• Exercise
Count the lines that hold the string "title". Reply with the number alone.

* START *

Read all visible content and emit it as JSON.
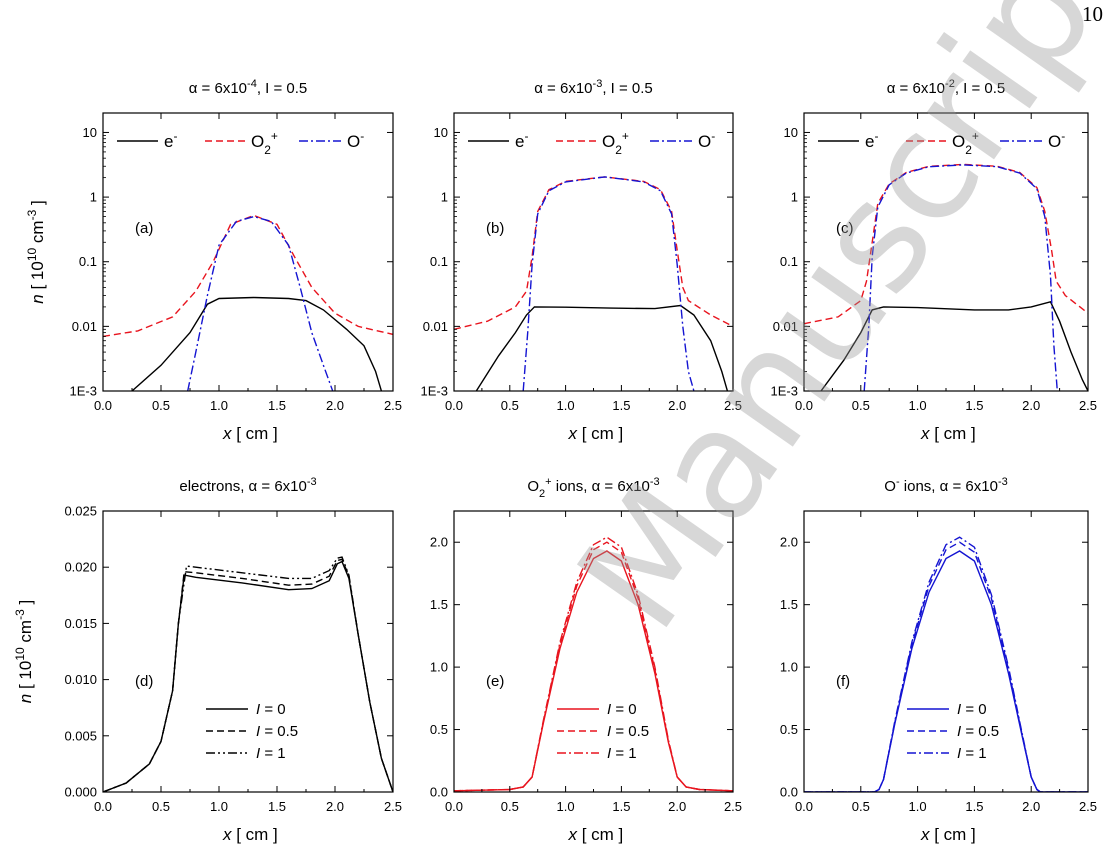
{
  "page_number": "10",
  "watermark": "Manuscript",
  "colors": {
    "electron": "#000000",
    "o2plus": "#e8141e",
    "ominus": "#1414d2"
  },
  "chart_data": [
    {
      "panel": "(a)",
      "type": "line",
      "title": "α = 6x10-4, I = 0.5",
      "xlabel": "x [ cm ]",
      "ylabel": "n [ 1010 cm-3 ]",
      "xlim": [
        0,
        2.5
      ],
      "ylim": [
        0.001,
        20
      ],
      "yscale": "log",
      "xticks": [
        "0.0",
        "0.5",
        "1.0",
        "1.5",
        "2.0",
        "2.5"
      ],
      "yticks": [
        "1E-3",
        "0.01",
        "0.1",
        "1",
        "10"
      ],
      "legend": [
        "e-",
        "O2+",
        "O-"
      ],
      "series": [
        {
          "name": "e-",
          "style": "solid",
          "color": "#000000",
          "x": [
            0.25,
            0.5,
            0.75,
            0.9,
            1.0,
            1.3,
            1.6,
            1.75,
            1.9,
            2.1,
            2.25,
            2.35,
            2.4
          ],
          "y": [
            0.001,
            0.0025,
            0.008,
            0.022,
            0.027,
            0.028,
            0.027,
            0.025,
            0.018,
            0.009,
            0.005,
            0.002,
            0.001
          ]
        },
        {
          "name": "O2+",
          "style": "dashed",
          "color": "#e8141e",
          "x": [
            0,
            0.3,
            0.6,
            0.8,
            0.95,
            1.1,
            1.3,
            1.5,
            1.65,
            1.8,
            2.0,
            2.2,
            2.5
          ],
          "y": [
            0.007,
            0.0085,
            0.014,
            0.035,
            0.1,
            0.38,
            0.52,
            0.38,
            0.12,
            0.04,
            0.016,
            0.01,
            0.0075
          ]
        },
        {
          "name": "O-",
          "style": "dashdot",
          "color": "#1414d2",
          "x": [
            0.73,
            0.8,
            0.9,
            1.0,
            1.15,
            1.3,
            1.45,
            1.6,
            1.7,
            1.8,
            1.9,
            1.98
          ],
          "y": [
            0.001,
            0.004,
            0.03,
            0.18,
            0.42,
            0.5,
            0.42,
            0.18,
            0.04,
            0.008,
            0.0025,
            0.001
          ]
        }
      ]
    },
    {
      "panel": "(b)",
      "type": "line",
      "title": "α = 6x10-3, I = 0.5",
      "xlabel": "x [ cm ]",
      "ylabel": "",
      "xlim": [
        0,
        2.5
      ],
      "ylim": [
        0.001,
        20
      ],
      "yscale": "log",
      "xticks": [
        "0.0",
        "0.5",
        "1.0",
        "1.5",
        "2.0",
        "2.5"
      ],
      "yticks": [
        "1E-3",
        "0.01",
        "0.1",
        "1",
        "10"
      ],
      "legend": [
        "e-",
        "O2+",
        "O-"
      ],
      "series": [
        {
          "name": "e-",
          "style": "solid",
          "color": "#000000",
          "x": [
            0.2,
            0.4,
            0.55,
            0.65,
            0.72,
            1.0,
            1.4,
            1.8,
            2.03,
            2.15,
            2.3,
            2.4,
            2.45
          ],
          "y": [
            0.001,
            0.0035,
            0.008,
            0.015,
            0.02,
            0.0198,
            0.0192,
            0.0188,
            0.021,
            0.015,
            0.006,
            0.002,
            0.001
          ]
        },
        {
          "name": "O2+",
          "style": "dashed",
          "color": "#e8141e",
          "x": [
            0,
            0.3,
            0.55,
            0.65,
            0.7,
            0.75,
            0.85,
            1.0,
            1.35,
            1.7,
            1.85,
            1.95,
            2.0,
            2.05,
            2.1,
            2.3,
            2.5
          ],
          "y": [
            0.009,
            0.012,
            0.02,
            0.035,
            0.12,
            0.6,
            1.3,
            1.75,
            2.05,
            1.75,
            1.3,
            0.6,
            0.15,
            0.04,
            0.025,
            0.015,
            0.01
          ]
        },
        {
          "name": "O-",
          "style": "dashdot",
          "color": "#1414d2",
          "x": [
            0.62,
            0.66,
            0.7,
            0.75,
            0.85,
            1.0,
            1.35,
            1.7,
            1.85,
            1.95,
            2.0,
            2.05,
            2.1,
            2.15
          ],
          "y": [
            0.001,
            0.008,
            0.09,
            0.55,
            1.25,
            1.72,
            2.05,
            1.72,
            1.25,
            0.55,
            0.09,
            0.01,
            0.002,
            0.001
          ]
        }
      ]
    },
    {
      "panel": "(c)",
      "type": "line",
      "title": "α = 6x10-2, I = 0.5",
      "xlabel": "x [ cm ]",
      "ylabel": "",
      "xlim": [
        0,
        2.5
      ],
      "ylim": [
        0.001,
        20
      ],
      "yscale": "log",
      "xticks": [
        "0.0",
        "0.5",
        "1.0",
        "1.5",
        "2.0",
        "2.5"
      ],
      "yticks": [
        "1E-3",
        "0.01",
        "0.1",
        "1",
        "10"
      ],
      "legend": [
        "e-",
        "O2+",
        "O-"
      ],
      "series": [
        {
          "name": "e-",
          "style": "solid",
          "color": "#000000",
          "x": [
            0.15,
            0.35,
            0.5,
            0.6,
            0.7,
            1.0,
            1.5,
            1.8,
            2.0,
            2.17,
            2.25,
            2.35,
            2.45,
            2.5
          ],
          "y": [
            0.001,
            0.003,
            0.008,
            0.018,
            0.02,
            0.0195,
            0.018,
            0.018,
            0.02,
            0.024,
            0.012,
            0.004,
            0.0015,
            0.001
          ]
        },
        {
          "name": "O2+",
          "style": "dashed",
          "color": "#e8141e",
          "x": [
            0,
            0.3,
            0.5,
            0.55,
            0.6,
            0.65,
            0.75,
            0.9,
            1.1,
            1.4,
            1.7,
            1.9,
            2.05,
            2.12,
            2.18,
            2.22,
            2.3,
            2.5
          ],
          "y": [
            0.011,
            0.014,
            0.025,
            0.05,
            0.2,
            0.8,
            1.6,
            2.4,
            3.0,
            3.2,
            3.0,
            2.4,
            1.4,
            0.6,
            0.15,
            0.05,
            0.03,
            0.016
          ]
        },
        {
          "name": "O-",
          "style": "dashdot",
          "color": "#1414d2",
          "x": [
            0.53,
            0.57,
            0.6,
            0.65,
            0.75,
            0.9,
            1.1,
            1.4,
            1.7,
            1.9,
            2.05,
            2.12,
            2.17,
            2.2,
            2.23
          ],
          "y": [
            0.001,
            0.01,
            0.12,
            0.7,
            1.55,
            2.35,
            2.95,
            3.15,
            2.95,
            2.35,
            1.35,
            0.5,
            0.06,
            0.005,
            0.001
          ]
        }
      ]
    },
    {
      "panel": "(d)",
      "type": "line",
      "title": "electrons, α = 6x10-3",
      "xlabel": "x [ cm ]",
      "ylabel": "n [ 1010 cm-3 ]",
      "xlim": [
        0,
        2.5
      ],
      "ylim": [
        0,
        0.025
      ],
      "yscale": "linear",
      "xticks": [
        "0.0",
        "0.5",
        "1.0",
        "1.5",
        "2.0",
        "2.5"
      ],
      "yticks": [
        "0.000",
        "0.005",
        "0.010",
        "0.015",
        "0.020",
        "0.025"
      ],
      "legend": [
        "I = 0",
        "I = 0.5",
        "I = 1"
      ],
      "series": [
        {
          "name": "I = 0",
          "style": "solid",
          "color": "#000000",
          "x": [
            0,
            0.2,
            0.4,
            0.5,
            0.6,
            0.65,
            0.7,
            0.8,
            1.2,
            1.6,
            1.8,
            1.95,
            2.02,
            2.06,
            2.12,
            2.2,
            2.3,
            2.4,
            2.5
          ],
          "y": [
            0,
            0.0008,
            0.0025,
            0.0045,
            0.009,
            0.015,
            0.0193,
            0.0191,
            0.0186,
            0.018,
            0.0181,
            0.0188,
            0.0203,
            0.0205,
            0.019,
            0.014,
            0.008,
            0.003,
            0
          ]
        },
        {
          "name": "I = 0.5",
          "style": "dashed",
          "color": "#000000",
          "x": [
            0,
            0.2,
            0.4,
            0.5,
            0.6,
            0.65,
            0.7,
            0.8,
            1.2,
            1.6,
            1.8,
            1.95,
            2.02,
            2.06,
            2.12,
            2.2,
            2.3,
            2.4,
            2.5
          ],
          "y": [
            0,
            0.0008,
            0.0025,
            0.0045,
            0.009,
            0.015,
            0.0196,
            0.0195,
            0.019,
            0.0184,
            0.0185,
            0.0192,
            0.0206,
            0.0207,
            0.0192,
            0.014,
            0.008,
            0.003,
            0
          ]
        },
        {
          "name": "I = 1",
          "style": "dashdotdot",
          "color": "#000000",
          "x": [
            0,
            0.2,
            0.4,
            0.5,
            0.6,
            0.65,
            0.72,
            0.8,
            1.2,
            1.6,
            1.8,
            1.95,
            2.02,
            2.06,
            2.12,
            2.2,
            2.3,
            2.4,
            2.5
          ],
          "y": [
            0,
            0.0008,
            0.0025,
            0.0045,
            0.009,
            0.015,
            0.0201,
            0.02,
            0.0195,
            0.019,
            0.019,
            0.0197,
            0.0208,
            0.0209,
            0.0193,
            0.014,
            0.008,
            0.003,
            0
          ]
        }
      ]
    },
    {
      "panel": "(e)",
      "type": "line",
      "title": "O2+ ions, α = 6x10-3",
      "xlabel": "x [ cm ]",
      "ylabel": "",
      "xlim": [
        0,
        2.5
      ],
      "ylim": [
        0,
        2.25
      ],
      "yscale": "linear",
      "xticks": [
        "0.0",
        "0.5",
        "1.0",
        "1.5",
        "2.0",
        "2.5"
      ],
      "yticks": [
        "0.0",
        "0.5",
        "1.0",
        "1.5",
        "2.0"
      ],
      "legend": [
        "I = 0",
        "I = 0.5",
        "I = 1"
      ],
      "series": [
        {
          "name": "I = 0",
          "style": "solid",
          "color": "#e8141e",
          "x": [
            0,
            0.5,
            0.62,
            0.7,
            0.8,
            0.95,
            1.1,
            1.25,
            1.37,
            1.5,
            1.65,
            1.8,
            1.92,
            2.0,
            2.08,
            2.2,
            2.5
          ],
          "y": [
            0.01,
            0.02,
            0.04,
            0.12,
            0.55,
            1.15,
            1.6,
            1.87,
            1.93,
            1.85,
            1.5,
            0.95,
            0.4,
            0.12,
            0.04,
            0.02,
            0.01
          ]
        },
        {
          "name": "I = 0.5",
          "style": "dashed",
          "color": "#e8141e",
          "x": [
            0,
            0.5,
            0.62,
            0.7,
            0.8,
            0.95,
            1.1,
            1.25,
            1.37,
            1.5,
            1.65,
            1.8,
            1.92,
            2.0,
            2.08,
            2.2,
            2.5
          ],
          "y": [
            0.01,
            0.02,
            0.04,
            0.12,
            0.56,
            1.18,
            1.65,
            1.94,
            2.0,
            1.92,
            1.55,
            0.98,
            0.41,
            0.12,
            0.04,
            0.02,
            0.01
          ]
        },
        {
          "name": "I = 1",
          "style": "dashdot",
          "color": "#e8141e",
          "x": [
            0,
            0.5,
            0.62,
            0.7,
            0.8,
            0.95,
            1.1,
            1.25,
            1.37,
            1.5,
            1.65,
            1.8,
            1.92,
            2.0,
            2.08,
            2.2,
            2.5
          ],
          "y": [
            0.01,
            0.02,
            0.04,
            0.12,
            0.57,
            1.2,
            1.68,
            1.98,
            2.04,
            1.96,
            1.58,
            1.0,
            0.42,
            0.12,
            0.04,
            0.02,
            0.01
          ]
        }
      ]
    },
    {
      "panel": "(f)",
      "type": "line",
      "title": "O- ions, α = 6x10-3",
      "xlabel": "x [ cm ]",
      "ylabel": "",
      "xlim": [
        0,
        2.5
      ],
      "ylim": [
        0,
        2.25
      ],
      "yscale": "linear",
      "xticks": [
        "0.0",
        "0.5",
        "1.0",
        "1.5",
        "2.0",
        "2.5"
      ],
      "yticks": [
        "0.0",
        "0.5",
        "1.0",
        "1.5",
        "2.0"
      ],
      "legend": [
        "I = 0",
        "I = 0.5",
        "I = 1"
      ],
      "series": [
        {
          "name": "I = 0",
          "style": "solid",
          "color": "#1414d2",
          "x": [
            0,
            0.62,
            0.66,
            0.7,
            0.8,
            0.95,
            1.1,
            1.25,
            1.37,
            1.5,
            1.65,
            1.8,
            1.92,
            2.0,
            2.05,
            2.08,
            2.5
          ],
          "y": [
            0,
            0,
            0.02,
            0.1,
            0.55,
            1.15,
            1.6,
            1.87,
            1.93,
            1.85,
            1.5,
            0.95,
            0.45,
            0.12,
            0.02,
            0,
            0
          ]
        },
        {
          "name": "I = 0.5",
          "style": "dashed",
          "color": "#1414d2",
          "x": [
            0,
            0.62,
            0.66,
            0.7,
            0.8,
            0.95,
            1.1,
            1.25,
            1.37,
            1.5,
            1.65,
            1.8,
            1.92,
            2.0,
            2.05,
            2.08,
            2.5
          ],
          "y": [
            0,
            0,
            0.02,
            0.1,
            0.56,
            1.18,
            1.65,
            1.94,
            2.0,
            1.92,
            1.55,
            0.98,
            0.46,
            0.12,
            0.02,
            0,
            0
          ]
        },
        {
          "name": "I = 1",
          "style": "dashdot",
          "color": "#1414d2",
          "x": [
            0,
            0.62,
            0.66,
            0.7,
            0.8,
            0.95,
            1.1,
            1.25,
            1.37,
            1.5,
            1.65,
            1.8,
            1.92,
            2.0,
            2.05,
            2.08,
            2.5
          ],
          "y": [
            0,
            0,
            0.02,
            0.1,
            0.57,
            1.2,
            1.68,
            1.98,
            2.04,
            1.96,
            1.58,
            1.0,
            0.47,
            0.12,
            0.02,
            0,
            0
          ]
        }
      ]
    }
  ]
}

* END *

• Task answer
6